#### OBJECTIVE:
Collect all lines from the listing that include the string "JSON".

#### SUPPLIED DATA:
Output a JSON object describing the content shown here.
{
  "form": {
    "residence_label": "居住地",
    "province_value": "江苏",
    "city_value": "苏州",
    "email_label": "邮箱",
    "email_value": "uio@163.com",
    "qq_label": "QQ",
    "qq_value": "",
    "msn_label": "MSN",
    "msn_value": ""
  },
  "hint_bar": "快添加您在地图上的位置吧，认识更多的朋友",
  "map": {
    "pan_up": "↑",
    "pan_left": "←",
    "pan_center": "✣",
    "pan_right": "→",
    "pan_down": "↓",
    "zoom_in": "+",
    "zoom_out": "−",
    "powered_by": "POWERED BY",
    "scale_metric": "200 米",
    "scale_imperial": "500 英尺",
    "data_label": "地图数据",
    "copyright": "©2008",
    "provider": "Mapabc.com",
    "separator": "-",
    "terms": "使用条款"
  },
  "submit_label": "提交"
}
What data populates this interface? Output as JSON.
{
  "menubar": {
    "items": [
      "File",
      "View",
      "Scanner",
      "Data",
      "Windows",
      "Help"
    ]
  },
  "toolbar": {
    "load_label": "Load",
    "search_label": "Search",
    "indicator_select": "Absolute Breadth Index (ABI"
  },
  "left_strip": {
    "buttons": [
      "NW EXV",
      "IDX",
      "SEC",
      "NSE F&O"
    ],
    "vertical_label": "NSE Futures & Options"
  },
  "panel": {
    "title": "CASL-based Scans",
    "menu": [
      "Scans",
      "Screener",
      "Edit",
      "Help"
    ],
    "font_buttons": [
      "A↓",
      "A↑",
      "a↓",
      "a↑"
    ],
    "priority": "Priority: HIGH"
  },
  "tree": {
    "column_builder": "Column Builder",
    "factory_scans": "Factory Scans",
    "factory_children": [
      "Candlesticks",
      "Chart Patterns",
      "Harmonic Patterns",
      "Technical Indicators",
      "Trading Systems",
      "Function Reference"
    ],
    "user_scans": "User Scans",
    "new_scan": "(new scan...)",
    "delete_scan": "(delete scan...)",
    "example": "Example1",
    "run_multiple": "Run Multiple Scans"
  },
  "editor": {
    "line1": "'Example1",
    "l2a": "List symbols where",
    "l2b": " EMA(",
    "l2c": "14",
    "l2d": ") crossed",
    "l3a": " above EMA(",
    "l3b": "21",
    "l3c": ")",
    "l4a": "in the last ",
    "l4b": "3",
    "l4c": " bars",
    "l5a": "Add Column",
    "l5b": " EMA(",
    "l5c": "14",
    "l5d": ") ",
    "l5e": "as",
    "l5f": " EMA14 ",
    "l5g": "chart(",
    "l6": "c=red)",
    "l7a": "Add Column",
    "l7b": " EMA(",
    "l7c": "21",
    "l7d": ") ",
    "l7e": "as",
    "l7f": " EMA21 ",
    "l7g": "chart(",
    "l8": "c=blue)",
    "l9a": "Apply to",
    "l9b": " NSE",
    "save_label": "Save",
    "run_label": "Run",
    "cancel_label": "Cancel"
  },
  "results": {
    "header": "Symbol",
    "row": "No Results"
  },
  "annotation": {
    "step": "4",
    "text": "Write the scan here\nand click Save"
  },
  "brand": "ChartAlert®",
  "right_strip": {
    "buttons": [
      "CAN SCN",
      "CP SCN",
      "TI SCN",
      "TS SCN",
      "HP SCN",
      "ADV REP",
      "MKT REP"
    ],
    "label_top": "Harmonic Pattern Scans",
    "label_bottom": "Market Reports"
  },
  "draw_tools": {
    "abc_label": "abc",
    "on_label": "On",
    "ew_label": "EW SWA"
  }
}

#### THE RESULT:
Output a JSON object describing the content shown here.
What data populates this interface? Output as JSON.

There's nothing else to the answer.